## begin INFORMATION SHOWN
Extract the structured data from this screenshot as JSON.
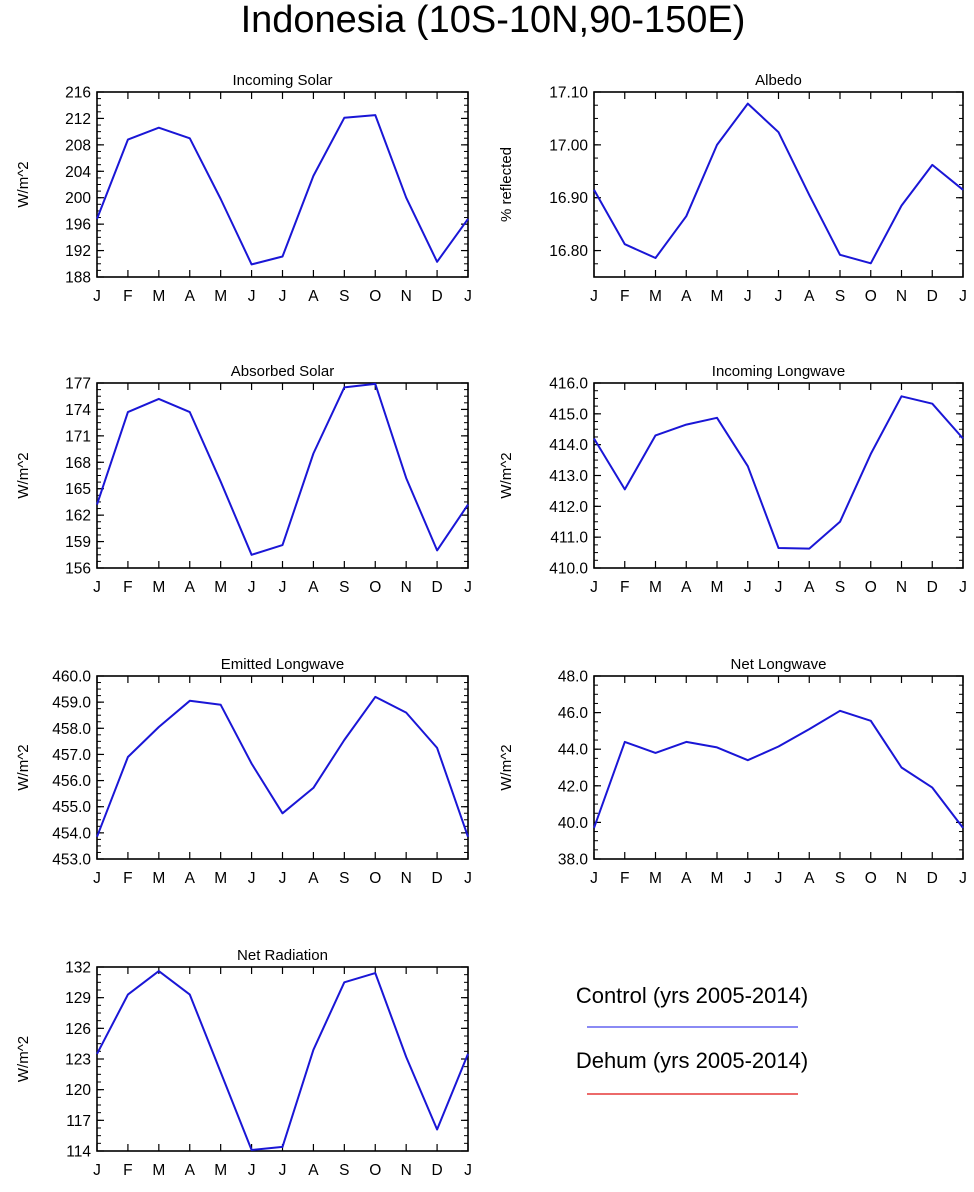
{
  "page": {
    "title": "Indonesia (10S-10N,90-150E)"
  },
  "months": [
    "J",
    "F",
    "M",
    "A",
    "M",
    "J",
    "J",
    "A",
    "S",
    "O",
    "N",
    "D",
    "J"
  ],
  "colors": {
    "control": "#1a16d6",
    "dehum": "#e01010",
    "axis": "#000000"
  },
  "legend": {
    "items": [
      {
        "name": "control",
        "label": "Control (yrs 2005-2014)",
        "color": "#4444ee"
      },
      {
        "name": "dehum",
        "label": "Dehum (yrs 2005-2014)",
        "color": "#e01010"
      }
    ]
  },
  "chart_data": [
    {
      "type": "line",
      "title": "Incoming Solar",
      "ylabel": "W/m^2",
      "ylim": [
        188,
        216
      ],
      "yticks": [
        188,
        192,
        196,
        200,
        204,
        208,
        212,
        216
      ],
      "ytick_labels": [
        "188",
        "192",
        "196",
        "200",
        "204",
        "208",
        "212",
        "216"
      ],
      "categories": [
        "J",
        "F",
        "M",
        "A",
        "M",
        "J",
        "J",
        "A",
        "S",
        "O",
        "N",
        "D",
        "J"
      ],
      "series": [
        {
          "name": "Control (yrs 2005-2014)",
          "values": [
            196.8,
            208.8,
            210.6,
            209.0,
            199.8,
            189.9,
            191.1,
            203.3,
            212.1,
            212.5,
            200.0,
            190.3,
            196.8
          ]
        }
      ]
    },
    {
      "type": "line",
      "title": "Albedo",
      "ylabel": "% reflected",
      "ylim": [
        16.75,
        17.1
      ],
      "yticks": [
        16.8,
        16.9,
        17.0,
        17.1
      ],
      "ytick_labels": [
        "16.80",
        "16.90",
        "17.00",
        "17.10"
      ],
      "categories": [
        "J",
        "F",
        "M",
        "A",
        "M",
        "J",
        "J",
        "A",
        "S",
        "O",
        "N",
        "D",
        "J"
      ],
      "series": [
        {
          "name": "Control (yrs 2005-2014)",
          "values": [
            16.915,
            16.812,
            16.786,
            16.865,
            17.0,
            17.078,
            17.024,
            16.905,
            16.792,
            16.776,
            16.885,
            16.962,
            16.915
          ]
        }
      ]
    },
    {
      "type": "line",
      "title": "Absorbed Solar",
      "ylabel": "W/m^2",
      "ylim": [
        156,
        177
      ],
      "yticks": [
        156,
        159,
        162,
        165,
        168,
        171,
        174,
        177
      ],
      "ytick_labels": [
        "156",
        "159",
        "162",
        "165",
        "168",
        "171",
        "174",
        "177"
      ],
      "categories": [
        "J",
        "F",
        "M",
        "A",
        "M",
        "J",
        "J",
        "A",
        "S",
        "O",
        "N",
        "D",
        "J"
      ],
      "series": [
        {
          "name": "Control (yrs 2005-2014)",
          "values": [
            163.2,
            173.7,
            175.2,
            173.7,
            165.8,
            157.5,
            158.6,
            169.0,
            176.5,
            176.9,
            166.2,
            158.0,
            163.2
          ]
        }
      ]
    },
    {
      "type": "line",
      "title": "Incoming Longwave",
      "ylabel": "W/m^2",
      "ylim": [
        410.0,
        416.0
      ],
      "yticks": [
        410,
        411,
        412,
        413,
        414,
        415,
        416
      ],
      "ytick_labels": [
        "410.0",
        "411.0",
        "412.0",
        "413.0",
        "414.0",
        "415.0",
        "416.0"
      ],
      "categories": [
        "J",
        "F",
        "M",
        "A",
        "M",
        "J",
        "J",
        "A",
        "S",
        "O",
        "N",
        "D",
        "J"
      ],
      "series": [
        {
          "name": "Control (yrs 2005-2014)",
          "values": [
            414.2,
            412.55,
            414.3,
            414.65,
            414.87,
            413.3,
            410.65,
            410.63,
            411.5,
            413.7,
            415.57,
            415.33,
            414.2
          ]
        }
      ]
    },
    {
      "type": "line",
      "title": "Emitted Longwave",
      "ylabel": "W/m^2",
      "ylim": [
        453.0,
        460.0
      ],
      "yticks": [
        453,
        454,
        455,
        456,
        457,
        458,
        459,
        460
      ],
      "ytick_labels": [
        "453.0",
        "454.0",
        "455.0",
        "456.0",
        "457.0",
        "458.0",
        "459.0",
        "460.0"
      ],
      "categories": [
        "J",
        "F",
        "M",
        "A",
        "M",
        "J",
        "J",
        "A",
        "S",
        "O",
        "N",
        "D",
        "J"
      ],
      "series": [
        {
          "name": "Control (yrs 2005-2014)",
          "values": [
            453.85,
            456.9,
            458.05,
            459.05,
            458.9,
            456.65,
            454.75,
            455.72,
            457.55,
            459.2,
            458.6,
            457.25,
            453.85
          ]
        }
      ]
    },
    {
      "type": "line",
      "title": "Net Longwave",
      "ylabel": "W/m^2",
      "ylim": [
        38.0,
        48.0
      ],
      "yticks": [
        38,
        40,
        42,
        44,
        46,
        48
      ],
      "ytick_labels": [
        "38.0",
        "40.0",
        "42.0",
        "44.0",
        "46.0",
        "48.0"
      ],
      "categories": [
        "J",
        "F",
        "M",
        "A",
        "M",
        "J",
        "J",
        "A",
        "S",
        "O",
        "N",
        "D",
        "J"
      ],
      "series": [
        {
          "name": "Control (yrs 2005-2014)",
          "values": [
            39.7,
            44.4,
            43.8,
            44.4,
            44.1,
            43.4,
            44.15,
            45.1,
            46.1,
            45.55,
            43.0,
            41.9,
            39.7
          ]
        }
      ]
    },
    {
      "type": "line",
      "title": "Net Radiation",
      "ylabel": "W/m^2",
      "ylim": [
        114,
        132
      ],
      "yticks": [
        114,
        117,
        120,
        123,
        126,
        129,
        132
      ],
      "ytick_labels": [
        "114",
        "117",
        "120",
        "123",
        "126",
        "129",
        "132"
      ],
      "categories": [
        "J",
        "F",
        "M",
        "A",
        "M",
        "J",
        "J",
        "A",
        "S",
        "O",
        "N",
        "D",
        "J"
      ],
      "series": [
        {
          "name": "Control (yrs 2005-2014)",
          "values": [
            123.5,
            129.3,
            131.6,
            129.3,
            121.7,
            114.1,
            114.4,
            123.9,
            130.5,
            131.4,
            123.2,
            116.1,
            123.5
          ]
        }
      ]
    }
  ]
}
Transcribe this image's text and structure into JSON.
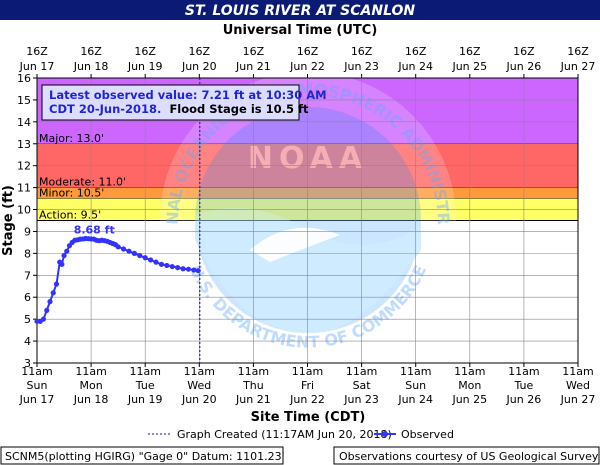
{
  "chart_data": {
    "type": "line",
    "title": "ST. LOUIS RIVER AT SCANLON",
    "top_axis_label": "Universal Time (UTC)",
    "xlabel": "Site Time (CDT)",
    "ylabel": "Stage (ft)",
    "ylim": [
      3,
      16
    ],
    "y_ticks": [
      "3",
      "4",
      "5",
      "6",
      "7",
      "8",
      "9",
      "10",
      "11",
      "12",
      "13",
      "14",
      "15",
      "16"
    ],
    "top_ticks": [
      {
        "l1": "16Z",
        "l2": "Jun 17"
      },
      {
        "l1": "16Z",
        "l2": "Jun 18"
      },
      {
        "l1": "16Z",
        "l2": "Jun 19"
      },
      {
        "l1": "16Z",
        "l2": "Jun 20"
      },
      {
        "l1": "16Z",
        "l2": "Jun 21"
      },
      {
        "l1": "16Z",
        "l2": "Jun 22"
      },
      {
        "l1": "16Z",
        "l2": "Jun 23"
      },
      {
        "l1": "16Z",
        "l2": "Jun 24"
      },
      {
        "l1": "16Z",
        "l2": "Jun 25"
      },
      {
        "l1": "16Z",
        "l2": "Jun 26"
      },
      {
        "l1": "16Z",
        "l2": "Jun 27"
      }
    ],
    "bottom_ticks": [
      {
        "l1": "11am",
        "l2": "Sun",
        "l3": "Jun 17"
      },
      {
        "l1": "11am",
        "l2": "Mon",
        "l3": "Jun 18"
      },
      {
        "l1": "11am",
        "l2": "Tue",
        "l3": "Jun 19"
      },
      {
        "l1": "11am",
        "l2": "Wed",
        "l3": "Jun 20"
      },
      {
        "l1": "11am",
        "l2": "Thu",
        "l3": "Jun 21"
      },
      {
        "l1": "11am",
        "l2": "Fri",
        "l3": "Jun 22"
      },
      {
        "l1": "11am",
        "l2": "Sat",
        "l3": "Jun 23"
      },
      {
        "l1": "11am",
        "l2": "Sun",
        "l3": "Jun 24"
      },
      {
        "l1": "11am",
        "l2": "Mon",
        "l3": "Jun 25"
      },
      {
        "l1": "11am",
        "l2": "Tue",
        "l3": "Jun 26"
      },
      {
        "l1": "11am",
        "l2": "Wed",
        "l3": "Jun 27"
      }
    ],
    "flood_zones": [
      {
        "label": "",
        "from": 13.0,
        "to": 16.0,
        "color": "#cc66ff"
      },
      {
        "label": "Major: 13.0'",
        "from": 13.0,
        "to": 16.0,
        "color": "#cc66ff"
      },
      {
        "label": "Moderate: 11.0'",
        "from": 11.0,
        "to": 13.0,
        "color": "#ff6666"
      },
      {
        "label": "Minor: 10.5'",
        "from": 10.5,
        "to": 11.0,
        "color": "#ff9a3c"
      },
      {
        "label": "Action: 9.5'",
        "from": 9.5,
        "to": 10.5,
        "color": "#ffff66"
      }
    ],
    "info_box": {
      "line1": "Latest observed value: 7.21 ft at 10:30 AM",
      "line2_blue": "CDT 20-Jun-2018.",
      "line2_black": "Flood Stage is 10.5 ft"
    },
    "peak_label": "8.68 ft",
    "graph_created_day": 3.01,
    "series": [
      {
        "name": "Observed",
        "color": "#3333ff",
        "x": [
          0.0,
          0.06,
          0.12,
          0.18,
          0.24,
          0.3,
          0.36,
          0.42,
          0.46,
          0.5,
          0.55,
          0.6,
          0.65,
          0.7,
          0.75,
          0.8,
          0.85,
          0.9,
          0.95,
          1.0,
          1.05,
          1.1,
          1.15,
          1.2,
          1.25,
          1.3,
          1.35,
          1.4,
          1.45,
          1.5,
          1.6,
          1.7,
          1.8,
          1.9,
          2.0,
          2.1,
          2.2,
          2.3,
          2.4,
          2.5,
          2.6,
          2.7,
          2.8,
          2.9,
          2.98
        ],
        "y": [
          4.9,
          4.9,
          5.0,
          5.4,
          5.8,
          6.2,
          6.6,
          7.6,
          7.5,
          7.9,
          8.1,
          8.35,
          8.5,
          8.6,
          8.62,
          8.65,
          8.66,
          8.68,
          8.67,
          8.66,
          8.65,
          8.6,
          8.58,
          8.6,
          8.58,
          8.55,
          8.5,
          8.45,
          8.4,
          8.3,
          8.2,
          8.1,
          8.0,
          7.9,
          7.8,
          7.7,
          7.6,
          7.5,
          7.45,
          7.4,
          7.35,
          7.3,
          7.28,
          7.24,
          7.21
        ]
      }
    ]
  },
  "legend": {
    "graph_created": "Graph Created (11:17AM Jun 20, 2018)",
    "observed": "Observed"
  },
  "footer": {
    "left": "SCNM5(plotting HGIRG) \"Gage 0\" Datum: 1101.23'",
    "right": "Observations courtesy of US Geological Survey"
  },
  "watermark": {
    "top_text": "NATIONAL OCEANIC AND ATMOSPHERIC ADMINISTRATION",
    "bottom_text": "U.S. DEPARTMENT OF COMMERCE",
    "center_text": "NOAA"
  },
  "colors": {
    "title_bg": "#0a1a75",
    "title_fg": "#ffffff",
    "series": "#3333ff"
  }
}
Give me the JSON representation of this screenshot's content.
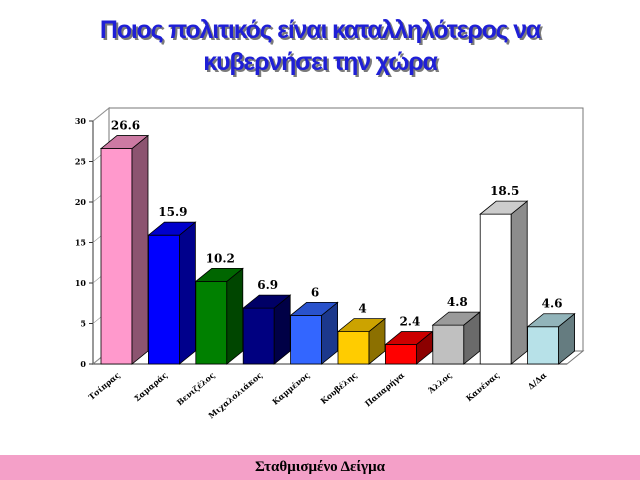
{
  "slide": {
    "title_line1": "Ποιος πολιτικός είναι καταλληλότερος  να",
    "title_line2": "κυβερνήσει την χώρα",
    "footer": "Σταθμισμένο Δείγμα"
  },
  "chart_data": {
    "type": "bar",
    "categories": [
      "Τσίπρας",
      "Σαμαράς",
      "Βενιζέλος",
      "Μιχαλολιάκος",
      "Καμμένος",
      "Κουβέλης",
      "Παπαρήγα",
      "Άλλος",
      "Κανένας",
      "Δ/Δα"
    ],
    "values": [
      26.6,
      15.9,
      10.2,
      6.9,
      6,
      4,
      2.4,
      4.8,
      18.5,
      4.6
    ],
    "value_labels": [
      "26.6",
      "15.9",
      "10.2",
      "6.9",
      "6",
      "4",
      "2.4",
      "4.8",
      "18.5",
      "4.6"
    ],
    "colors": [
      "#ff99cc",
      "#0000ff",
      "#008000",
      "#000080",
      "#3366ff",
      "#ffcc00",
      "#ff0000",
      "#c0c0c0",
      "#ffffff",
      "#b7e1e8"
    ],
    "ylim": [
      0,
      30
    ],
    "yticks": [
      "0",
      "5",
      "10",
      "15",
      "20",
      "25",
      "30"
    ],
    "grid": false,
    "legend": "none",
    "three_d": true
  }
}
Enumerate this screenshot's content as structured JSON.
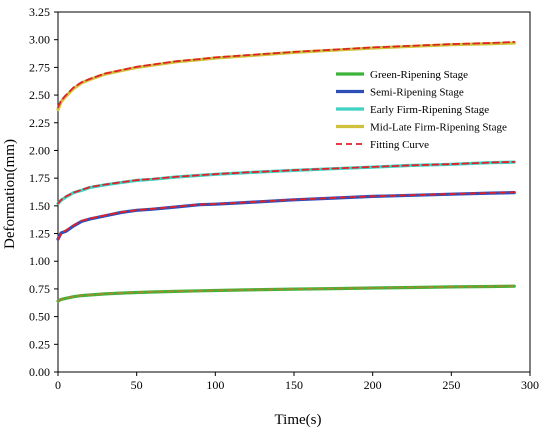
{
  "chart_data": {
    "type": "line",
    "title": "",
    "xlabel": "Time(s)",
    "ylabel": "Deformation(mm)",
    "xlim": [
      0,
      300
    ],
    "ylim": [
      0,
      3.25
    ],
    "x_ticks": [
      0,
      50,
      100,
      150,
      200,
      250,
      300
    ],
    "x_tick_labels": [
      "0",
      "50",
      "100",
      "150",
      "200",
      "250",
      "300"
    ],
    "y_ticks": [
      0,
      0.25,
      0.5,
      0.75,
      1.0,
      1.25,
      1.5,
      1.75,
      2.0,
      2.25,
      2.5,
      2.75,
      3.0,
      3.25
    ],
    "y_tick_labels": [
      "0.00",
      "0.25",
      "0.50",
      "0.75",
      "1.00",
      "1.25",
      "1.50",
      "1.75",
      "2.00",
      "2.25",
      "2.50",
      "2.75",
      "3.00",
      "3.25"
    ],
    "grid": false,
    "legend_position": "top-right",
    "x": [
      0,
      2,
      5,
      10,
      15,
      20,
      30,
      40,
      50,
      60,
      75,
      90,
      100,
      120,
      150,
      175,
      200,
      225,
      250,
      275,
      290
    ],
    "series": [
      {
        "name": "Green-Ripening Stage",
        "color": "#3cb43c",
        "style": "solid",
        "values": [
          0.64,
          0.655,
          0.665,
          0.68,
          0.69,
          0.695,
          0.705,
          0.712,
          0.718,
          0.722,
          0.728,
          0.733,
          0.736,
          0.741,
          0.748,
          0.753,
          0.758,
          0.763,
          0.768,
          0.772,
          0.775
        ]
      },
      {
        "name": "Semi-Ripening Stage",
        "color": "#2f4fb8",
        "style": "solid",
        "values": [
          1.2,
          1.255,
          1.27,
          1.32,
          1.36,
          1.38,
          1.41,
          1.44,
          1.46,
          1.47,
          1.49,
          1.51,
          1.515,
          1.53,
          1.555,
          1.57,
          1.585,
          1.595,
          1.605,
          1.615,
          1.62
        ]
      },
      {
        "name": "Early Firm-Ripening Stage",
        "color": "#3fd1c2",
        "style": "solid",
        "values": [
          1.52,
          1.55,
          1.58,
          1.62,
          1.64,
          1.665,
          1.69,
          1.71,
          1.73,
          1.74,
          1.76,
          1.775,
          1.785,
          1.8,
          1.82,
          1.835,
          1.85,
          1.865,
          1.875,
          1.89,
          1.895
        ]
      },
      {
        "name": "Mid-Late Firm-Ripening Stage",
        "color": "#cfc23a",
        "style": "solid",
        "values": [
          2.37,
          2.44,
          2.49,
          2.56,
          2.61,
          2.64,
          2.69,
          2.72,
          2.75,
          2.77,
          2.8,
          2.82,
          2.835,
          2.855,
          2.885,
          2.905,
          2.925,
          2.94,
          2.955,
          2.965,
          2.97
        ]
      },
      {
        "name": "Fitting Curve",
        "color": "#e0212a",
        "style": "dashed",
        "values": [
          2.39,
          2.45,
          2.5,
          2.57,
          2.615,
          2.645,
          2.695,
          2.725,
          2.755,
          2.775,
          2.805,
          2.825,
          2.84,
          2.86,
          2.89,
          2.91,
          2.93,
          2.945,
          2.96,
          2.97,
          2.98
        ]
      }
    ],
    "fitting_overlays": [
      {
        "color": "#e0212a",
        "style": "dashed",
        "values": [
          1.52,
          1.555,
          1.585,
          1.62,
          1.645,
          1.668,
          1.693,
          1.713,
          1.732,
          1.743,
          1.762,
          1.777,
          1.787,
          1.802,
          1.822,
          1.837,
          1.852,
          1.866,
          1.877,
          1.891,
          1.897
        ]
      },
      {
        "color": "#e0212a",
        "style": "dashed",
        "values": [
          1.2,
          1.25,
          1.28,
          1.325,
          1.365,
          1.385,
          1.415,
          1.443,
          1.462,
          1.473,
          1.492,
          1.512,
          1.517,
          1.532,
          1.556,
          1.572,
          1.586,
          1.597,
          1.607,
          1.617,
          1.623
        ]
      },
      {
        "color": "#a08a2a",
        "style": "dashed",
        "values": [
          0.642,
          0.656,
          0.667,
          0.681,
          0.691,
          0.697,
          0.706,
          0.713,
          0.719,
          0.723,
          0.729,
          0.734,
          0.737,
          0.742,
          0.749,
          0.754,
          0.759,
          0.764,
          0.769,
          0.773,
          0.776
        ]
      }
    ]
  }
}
## end INFORMATION SHOWN
WHAT IS BEING ASKED. Using the records above, say how many lines include the string "Firm". Only the number is wanted.

FINISHED EXERCISE. 2